Write out the entries verbatim and leave the images out of the copy.

++++ DATA FOR THE TASK

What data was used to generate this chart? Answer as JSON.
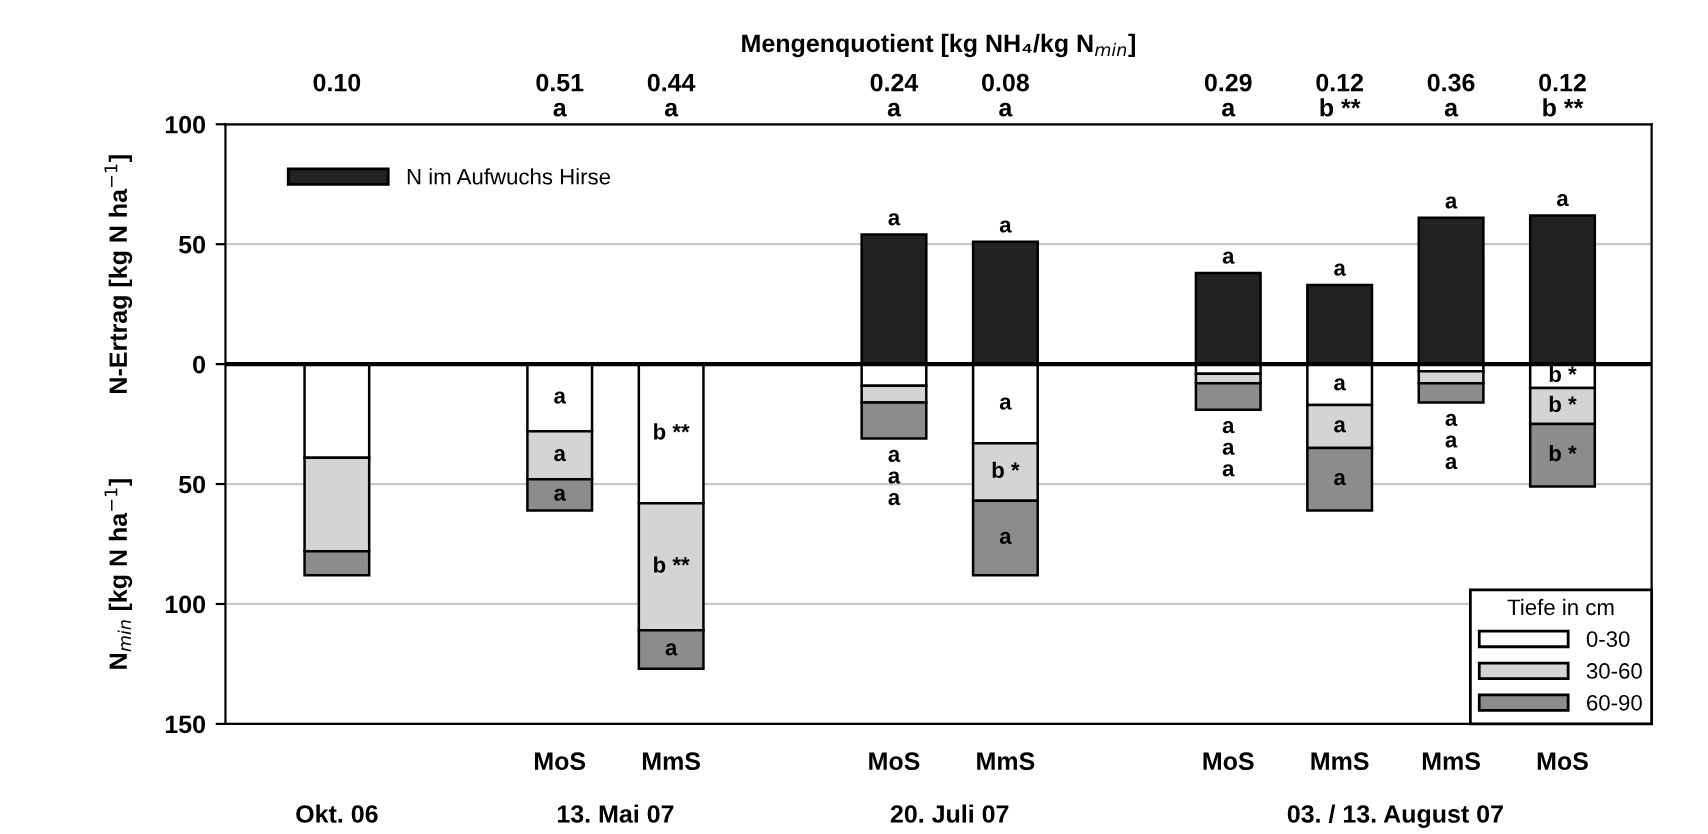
{
  "chart_data": {
    "type": "bar",
    "stacked": true,
    "categories": [
      null,
      null,
      "MoS",
      "MmS",
      null,
      "MoS",
      "MmS",
      null,
      "MoS",
      "MmS",
      "MmS",
      "MoS"
    ],
    "series": [
      {
        "name": "N im Aufwuchs Hirse",
        "color": "#222222",
        "values": [
          null,
          null,
          null,
          null,
          null,
          54,
          51,
          null,
          38,
          33,
          61,
          62
        ],
        "value_labels": [
          null,
          null,
          null,
          null,
          null,
          "a",
          "a",
          null,
          "a",
          "a",
          "a",
          "a"
        ]
      },
      {
        "name": "0-30",
        "color": "#ffffff",
        "values": [
          -39,
          null,
          -28,
          -58,
          null,
          -9,
          -33,
          null,
          -4,
          -17,
          -3,
          -10
        ],
        "value_labels": [
          null,
          null,
          "a",
          "b **",
          null,
          "a",
          "a",
          null,
          "a",
          "a",
          "a",
          "b *"
        ]
      },
      {
        "name": "30-60",
        "color": "#d4d4d4",
        "values": [
          -39,
          null,
          -20,
          -53,
          null,
          -7,
          -24,
          null,
          -4,
          -18,
          -5,
          -15
        ],
        "value_labels": [
          null,
          null,
          "a",
          "b **",
          null,
          "a",
          "b *",
          null,
          "a",
          "a",
          "a",
          "b *"
        ]
      },
      {
        "name": "60-90",
        "color": "#8c8c8c",
        "values": [
          -10,
          null,
          -13,
          -16,
          null,
          -15,
          -31,
          null,
          -11,
          -26,
          -8,
          -26
        ],
        "value_labels": [
          null,
          null,
          "a",
          "a",
          null,
          "a",
          "a",
          null,
          "a",
          "a",
          "a",
          "b *"
        ]
      }
    ],
    "ylabel": "N-Ertrag [kg N ha$^{−1}$]",
    "y2label": "N$_{min}$ [kg N ha$^{−1}$]",
    "ylim": [
      -150,
      100
    ],
    "yticks": [
      {
        "value": -150,
        "label": "150"
      },
      {
        "value": -100,
        "label": "100"
      },
      {
        "value": -50,
        "label": "50"
      },
      0,
      50,
      100
    ],
    "title": "Mengenquotient [kg NH₄/kg N$_{min}$]",
    "annotations": [
      "0.10\n",
      "0.51\na",
      "0.44\na",
      "0.24\na",
      "0.08\na",
      "0.29\na",
      "0.12\nb **",
      "0.36\na",
      "0.12\nb **",
      "Okt. 06",
      "13. Mai 07",
      "20. Juli 07",
      "03. / 13. August 07"
    ],
    "ref_lines": [
      {
        "axis": "y",
        "value": 0,
        "color": "#000000"
      }
    ],
    "legend": "bottom right",
    "legend_title": "Tiefe in cm",
    "grid": "y"
  }
}
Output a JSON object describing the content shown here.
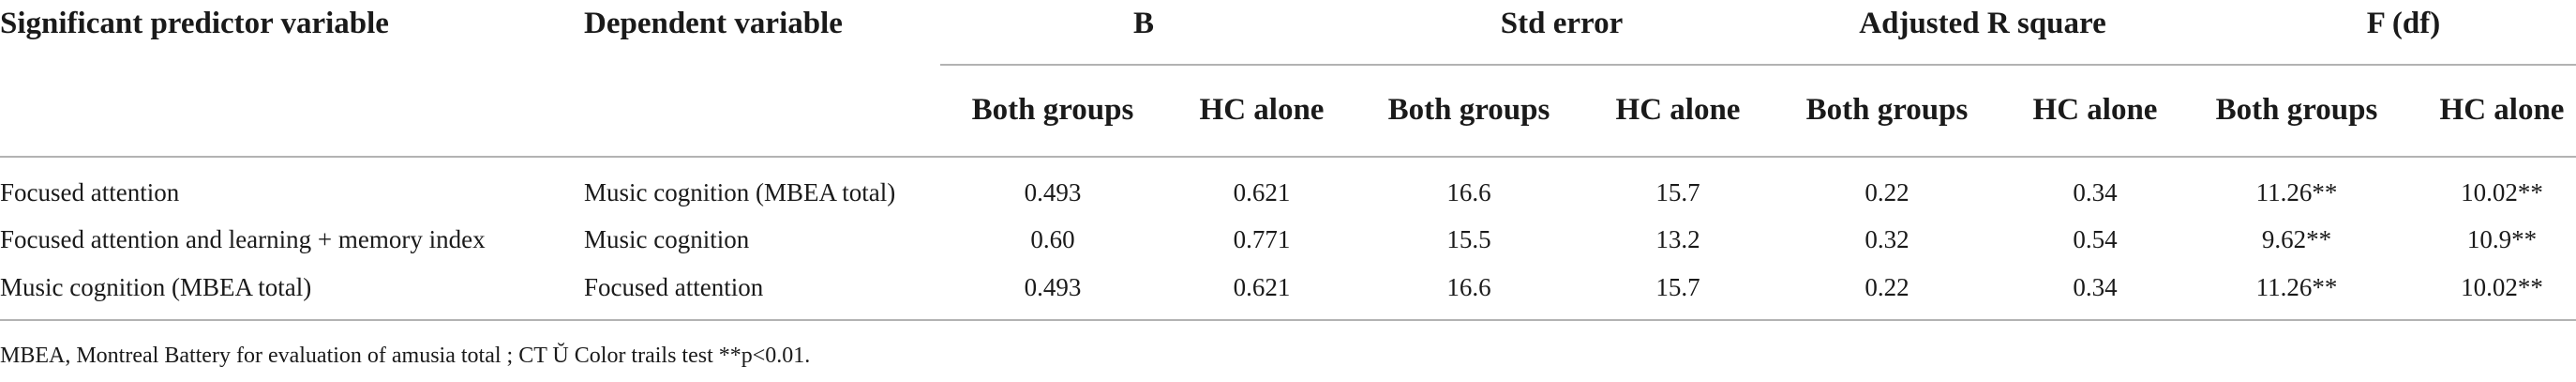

++++++++

## [REPLY]
What data was used to generate this chart? Answer as JSON.
{
  "chart_data": {
    "type": "bar",
    "stacked": true,
    "categories": [
      null,
      null,
      "MoS",
      "MmS",
      null,
      "MoS",
      "MmS",
      null,
      "MoS",
      "MmS",
      "MmS",
      "MoS"
    ],
    "series": [
      {
        "name": "N im Aufwuchs Hirse",
        "color": "#222222",
        "values": [
          null,
          null,
          null,
          null,
          null,
          54,
          51,
          null,
          38,
          33,
          61,
          62
        ],
        "value_labels": [
          null,
          null,
          null,
          null,
          null,
          "a",
          "a",
          null,
          "a",
          "a",
          "a",
          "a"
        ]
      },
      {
        "name": "0-30",
        "color": "#ffffff",
        "values": [
          -39,
          null,
          -28,
          -58,
          null,
          -9,
          -33,
          null,
          -4,
          -17,
          -3,
          -10
        ],
        "value_labels": [
          null,
          null,
          "a",
          "b **",
          null,
          "a",
          "a",
          null,
          "a",
          "a",
          "a",
          "b *"
        ]
      },
      {
        "name": "30-60",
        "color": "#d4d4d4",
        "values": [
          -39,
          null,
          -20,
          -53,
          null,
          -7,
          -24,
          null,
          -4,
          -18,
          -5,
          -15
        ],
        "value_labels": [
          null,
          null,
          "a",
          "b **",
          null,
          "a",
          "b *",
          null,
          "a",
          "a",
          "a",
          "b *"
        ]
      },
      {
        "name": "60-90",
        "color": "#8c8c8c",
        "values": [
          -10,
          null,
          -13,
          -16,
          null,
          -15,
          -31,
          null,
          -11,
          -26,
          -8,
          -26
        ],
        "value_labels": [
          null,
          null,
          "a",
          "a",
          null,
          "a",
          "a",
          null,
          "a",
          "a",
          "a",
          "b *"
        ]
      }
    ],
    "ylabel": "N-Ertrag [kg N ha$^{−1}$]",
    "y2label": "N$_{min}$ [kg N ha$^{−1}$]",
    "ylim": [
      -150,
      100
    ],
    "yticks": [
      {
        "value": -150,
        "label": "150"
      },
      {
        "value": -100,
        "label": "100"
      },
      {
        "value": -50,
        "label": "50"
      },
      0,
      50,
      100
    ],
    "title": "Mengenquotient [kg NH₄/kg N$_{min}$]",
    "annotations": [
      "0.10\n",
      "0.51\na",
      "0.44\na",
      "0.24\na",
      "0.08\na",
      "0.29\na",
      "0.12\nb **",
      "0.36\na",
      "0.12\nb **",
      "Okt. 06",
      "13. Mai 07",
      "20. Juli 07",
      "03. / 13. August 07"
    ],
    "ref_lines": [
      {
        "axis": "y",
        "value": 0,
        "color": "#000000"
      }
    ],
    "legend": "bottom right",
    "legend_title": "Tiefe in cm",
    "grid": "y"
  }
}
Output a JSON object describing the content shown here.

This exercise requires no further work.